Exercise brief: Can you pull out each line of the data below that includes the word "世界将目光再次聚焦中国"?

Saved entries
— Begin —

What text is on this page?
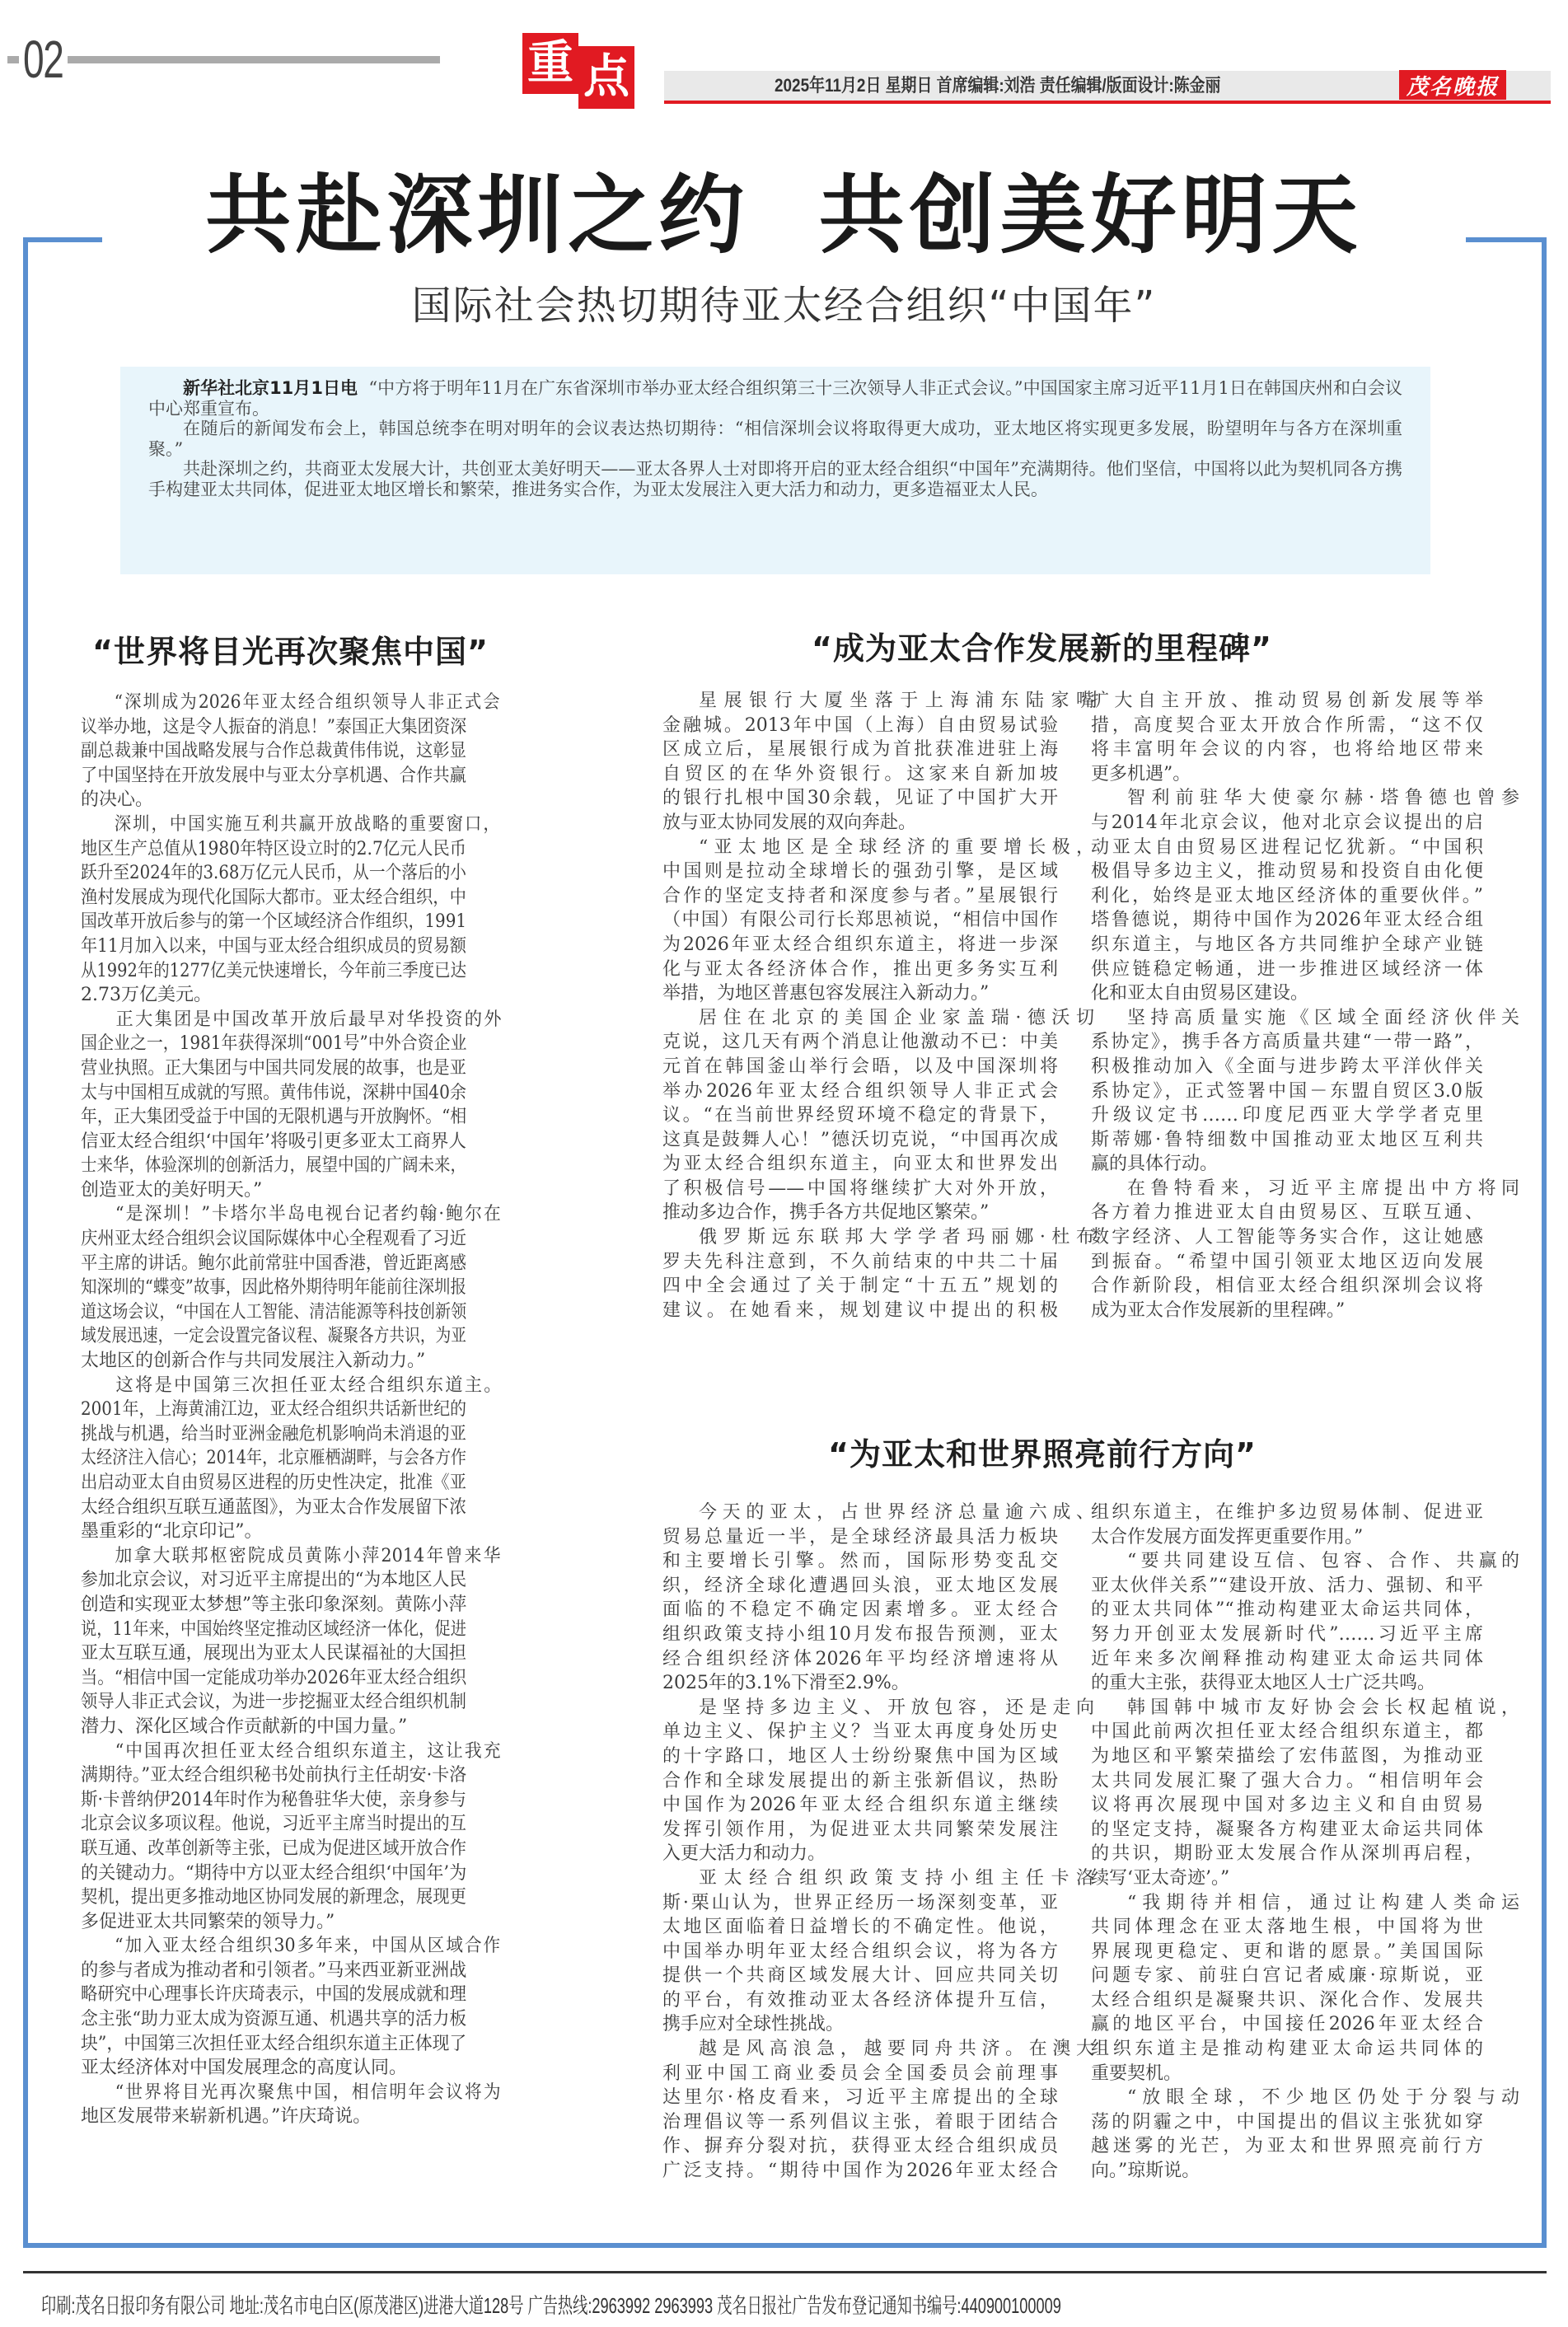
02	重 点	2025年11月2日 星期日 首席编辑:刘浩 责任编辑/版面设计:陈金丽	茂名晚报
共赴深圳之约  共创美好明天
国际社会热切期待亚太经合组织“中国年”

新华社北京11月1日电 “中方将于明年11月在广东省深圳市举办亚太经合组织第三十三次领导人非正式会议。”中国国家主席习近平11月1日在韩国庆州和白会议中心郑重宣布。

在随后的新闻发布会上，韩国总统李在明对明年的会议表达热切期待：“相信深圳会议将取得更大成功，亚太地区将实现更多发展，盼望明年与各方在深圳重聚。”

共赴深圳之约，共商亚太发展大计，共创亚太美好明天——亚太各界人士对即将开启的亚太经合组织“中国年”充满期待。他们坚信，中国将以此为契机同各方携手构建亚太共同体，促进亚太地区增长和繁荣，推进务实合作，为亚太发展注入更大活力和动力，更多造福亚太人民。

“世界将目光再次聚焦中国”	“成为亚太合作发展新的里程碑”
“为亚太和世界照亮前行方向”
“深圳成为2026年亚太经合组织领导人非正式会
议举办地，这是令人振奋的消息！”泰国正大集团资深
副总裁兼中国战略发展与合作总裁黄伟伟说，这彰显
了中国坚持在开放发展中与亚太分享机遇、合作共赢
的决心。
深圳，中国实施互利共赢开放战略的重要窗口，
地区生产总值从1980年特区设立时的2.7亿元人民币
跃升至2024年的3.68万亿元人民币，从一个落后的小
渔村发展成为现代化国际大都市。亚太经合组织，中
国改革开放后参与的第一个区域经济合作组织，1991
年11月加入以来，中国与亚太经合组织成员的贸易额
从1992年的1277亿美元快速增长，今年前三季度已达
2.73万亿美元。
正大集团是中国改革开放后最早对华投资的外
国企业之一，1981年获得深圳“001号”中外合资企业
营业执照。正大集团与中国共同发展的故事，也是亚
太与中国相互成就的写照。黄伟伟说，深耕中国40余
年，正大集团受益于中国的无限机遇与开放胸怀。“相
信亚太经合组织‘中国年’将吸引更多亚太工商界人
士来华，体验深圳的创新活力，展望中国的广阔未来，
创造亚太的美好明天。”
“是深圳！”卡塔尔半岛电视台记者约翰·鲍尔在
庆州亚太经合组织会议国际媒体中心全程观看了习近
平主席的讲话。鲍尔此前常驻中国香港，曾近距离感
知深圳的“蝶变”故事，因此格外期待明年能前往深圳报
道这场会议，“中国在人工智能、清洁能源等科技创新领
域发展迅速，一定会设置完备议程、凝聚各方共识，为亚
太地区的创新合作与共同发展注入新动力。”
这将是中国第三次担任亚太经合组织东道主。
2001年，上海黄浦江边，亚太经合组织共话新世纪的
挑战与机遇，给当时亚洲金融危机影响尚未消退的亚
太经济注入信心；2014年，北京雁栖湖畔，与会各方作
出启动亚太自由贸易区进程的历史性决定，批准《亚
太经合组织互联互通蓝图》，为亚太合作发展留下浓
墨重彩的“北京印记”。
加拿大联邦枢密院成员黄陈小萍2014年曾来华
参加北京会议，对习近平主席提出的“为本地区人民
创造和实现亚太梦想”等主张印象深刻。黄陈小萍
说，11年来，中国始终坚定推动区域经济一体化，促进
亚太互联互通，展现出为亚太人民谋福祉的大国担
当。“相信中国一定能成功举办2026年亚太经合组织
领导人非正式会议，为进一步挖掘亚太经合组织机制
潜力、深化区域合作贡献新的中国力量。”
“中国再次担任亚太经合组织东道主，这让我充
满期待。”亚太经合组织秘书处前执行主任胡安·卡洛
斯·卡普纳伊2014年时作为秘鲁驻华大使，亲身参与
北京会议多项议程。他说，习近平主席当时提出的互
联互通、改革创新等主张，已成为促进区域开放合作
的关键动力。“期待中方以亚太经合组织‘中国年’为
契机，提出更多推动地区协同发展的新理念，展现更
多促进亚太共同繁荣的领导力。”
“加入亚太经合组织30多年来，中国从区域合作
的参与者成为推动者和引领者。”马来西亚新亚洲战
略研究中心理事长许庆琦表示，中国的发展成就和理
念主张“助力亚太成为资源互通、机遇共享的活力板
块”，中国第三次担任亚太经合组织东道主正体现了
亚太经济体对中国发展理念的高度认同。
“世界将目光再次聚焦中国，相信明年会议将为
地区发展带来崭新机遇。”许庆琦说。
星展银行大厦坐落于上海浦东陆家嘴
金融城。2013年中国（上海）自由贸易试验
区成立后，星展银行成为首批获准进驻上海
自贸区的在华外资银行。这家来自新加坡
的银行扎根中国30余载，见证了中国扩大开
放与亚太协同发展的双向奔赴。
“亚太地区是全球经济的重要增长极，
中国则是拉动全球增长的强劲引擎，是区域
合作的坚定支持者和深度参与者。”星展银行
（中国）有限公司行长郑思祯说，“相信中国作
为2026年亚太经合组织东道主，将进一步深
化与亚太各经济体合作，推出更多务实互利
举措，为地区普惠包容发展注入新动力。”
居住在北京的美国企业家盖瑞·德沃切
克说，这几天有两个消息让他激动不已：中美
元首在韩国釜山举行会晤，以及中国深圳将
举办2026年亚太经合组织领导人非正式会
议。“在当前世界经贸环境不稳定的背景下，
这真是鼓舞人心！”德沃切克说，“中国再次成
为亚太经合组织东道主，向亚太和世界发出
了积极信号——中国将继续扩大对外开放，
推动多边合作，携手各方共促地区繁荣。”
俄罗斯远东联邦大学学者玛丽娜·杜布
罗夫先科注意到，不久前结束的中共二十届
四中全会通过了关于制定“十五五”规划的
建议。在她看来，规划建议中提出的积极
扩大自主开放、推动贸易创新发展等举
措，高度契合亚太开放合作所需，“这不仅
将丰富明年会议的内容，也将给地区带来
更多机遇”。
智利前驻华大使豪尔赫·塔鲁德也曾参
与2014年北京会议，他对北京会议提出的启
动亚太自由贸易区进程记忆犹新。“中国积
极倡导多边主义，推动贸易和投资自由化便
利化，始终是亚太地区经济体的重要伙伴。”
塔鲁德说，期待中国作为2026年亚太经合组
织东道主，与地区各方共同维护全球产业链
供应链稳定畅通，进一步推进区域经济一体
化和亚太自由贸易区建设。
坚持高质量实施《区域全面经济伙伴关
系协定》，携手各方高质量共建“一带一路”，
积极推动加入《全面与进步跨太平洋伙伴关
系协定》，正式签署中国－东盟自贸区3.0版
升级议定书……印度尼西亚大学学者克里
斯蒂娜·鲁特细数中国推动亚太地区互利共
赢的具体行动。
在鲁特看来，习近平主席提出中方将同
各方着力推进亚太自由贸易区、互联互通、
数字经济、人工智能等务实合作，这让她感
到振奋。“希望中国引领亚太地区迈向发展
合作新阶段，相信亚太经合组织深圳会议将
成为亚太合作发展新的里程碑。”
今天的亚太，占世界经济总量逾六成、
贸易总量近一半，是全球经济最具活力板块
和主要增长引擎。然而，国际形势变乱交
织，经济全球化遭遇回头浪，亚太地区发展
面临的不稳定不确定因素增多。亚太经合
组织政策支持小组10月发布报告预测，亚太
经合组织经济体2026年平均经济增速将从
2025年的3.1%下滑至2.9%。
是坚持多边主义、开放包容，还是走向
单边主义、保护主义？当亚太再度身处历史
的十字路口，地区人士纷纷聚焦中国为区域
合作和全球发展提出的新主张新倡议，热盼
中国作为2026年亚太经合组织东道主继续
发挥引领作用，为促进亚太共同繁荣发展注
入更大活力和动力。
亚太经合组织政策支持小组主任卡洛
斯·栗山认为，世界正经历一场深刻变革，亚
太地区面临着日益增长的不确定性。他说，
中国举办明年亚太经合组织会议，将为各方
提供一个共商区域发展大计、回应共同关切
的平台，有效推动亚太各经济体提升互信，
携手应对全球性挑战。
越是风高浪急，越要同舟共济。在澳大
利亚中国工商业委员会全国委员会前理事
达里尔·格皮看来，习近平主席提出的全球
治理倡议等一系列倡议主张，着眼于团结合
作、摒弃分裂对抗，获得亚太经合组织成员
广泛支持。“期待中国作为2026年亚太经合
组织东道主，在维护多边贸易体制、促进亚
太合作发展方面发挥更重要作用。”
“要共同建设互信、包容、合作、共赢的
亚太伙伴关系”“建设开放、活力、强韧、和平
的亚太共同体”“推动构建亚太命运共同体，
努力开创亚太发展新时代”……习近平主席
近年来多次阐释推动构建亚太命运共同体
的重大主张，获得亚太地区人士广泛共鸣。
韩国韩中城市友好协会会长权起植说，
中国此前两次担任亚太经合组织东道主，都
为地区和平繁荣描绘了宏伟蓝图，为推动亚
太共同发展汇聚了强大合力。“相信明年会
议将再次展现中国对多边主义和自由贸易
的坚定支持，凝聚各方构建亚太命运共同体
的共识，期盼亚太发展合作从深圳再启程，
续写‘亚太奇迹’。”
“我期待并相信，通过让构建人类命运
共同体理念在亚太落地生根，中国将为世
界展现更稳定、更和谐的愿景。”美国国际
问题专家、前驻白宫记者威廉·琼斯说，亚
太经合组织是凝聚共识、深化合作、发展共
赢的地区平台，中国接任2026年亚太经合
组织东道主是推动构建亚太命运共同体的
重要契机。
“放眼全球，不少地区仍处于分裂与动
荡的阴霾之中，中国提出的倡议主张犹如穿
越迷雾的光芒，为亚太和世界照亮前行方
向。”琼斯说。
印刷:茂名日报印务有限公司 地址:茂名市电白区(原茂港区)进港大道128号 广告热线:2963992 2963993 茂名日报社广告发布登记通知书编号:440900100009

— End —

Exercise response:
“世界将目光再次聚焦中国”	“成为亚太合作发展新的里程碑”
“世界将目光再次聚焦中国，相信明年会议将为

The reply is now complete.